[START DATASET ROWS]

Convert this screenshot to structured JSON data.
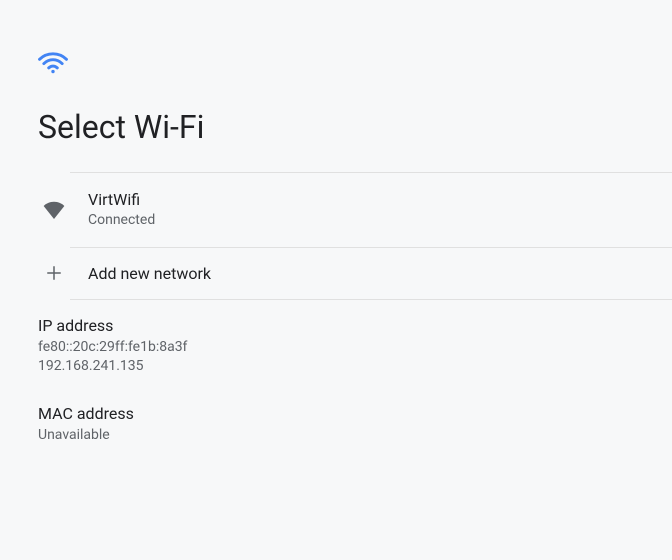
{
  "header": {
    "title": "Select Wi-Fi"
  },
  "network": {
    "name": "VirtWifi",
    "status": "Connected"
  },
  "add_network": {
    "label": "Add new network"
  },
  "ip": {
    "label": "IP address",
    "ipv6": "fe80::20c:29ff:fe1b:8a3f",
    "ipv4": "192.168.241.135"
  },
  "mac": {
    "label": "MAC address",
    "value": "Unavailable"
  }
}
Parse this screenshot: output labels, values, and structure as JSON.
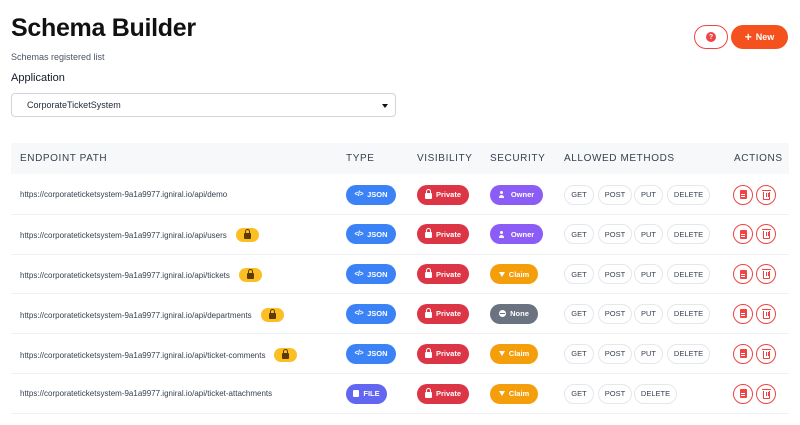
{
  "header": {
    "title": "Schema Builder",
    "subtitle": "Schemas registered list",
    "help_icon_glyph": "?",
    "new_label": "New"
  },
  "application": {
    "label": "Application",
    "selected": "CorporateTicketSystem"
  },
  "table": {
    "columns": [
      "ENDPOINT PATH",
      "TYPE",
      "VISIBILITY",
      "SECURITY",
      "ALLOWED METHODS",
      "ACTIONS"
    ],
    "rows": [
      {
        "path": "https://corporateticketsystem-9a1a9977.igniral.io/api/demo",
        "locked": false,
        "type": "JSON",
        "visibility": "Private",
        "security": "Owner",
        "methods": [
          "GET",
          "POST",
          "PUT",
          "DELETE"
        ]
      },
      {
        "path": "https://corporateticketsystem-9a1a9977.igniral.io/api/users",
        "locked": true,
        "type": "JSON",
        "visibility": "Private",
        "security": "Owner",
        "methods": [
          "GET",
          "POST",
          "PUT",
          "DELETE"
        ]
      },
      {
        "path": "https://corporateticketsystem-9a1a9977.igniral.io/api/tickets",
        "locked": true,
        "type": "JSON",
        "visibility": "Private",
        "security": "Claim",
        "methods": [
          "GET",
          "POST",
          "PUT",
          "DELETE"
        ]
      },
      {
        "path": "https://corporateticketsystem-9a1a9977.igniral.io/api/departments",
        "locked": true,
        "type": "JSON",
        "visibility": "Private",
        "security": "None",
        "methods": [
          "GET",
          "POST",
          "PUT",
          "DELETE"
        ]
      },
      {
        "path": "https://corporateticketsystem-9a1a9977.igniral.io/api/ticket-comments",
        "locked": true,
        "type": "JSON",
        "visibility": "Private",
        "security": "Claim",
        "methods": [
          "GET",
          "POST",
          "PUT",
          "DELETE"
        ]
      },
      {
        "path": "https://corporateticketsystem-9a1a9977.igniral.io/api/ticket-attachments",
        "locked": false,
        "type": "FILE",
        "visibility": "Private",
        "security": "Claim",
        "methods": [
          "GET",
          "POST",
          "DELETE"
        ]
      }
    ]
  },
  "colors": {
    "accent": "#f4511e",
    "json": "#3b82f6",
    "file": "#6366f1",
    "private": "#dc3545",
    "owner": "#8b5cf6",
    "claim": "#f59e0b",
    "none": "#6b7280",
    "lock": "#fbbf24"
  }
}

[END DATASET ROWS]

EXERCISE DESCRIPTION.
Please set down each line of the data above exactly as written, without the pictures.

IN RESPONSE.
Convert this screenshot to structured JSON data.
{
  "header": {
    "title": "Select Wi-Fi"
  },
  "network": {
    "name": "VirtWifi",
    "status": "Connected"
  },
  "add_network": {
    "label": "Add new network"
  },
  "ip": {
    "label": "IP address",
    "ipv6": "fe80::20c:29ff:fe1b:8a3f",
    "ipv4": "192.168.241.135"
  },
  "mac": {
    "label": "MAC address",
    "value": "Unavailable"
  }
}
Parse this screenshot: output labels, values, and structure as JSON.
{
  "header": {
    "title": "Schema Builder",
    "subtitle": "Schemas registered list",
    "help_icon_glyph": "?",
    "new_label": "New"
  },
  "application": {
    "label": "Application",
    "selected": "CorporateTicketSystem"
  },
  "table": {
    "columns": [
      "ENDPOINT PATH",
      "TYPE",
      "VISIBILITY",
      "SECURITY",
      "ALLOWED METHODS",
      "ACTIONS"
    ],
    "rows": [
      {
        "path": "https://corporateticketsystem-9a1a9977.igniral.io/api/demo",
        "locked": false,
        "type": "JSON",
        "visibility": "Private",
        "security": "Owner",
        "methods": [
          "GET",
          "POST",
          "PUT",
          "DELETE"
        ]
      },
      {
        "path": "https://corporateticketsystem-9a1a9977.igniral.io/api/users",
        "locked": true,
        "type": "JSON",
        "visibility": "Private",
        "security": "Owner",
        "methods": [
          "GET",
          "POST",
          "PUT",
          "DELETE"
        ]
      },
      {
        "path": "https://corporateticketsystem-9a1a9977.igniral.io/api/tickets",
        "locked": true,
        "type": "JSON",
        "visibility": "Private",
        "security": "Claim",
        "methods": [
          "GET",
          "POST",
          "PUT",
          "DELETE"
        ]
      },
      {
        "path": "https://corporateticketsystem-9a1a9977.igniral.io/api/departments",
        "locked": true,
        "type": "JSON",
        "visibility": "Private",
        "security": "None",
        "methods": [
          "GET",
          "POST",
          "PUT",
          "DELETE"
        ]
      },
      {
        "path": "https://corporateticketsystem-9a1a9977.igniral.io/api/ticket-comments",
        "locked": true,
        "type": "JSON",
        "visibility": "Private",
        "security": "Claim",
        "methods": [
          "GET",
          "POST",
          "PUT",
          "DELETE"
        ]
      },
      {
        "path": "https://corporateticketsystem-9a1a9977.igniral.io/api/ticket-attachments",
        "locked": false,
        "type": "FILE",
        "visibility": "Private",
        "security": "Claim",
        "methods": [
          "GET",
          "POST",
          "DELETE"
        ]
      }
    ]
  },
  "colors": {
    "accent": "#f4511e",
    "json": "#3b82f6",
    "file": "#6366f1",
    "private": "#dc3545",
    "owner": "#8b5cf6",
    "claim": "#f59e0b",
    "none": "#6b7280",
    "lock": "#fbbf24"
  }
}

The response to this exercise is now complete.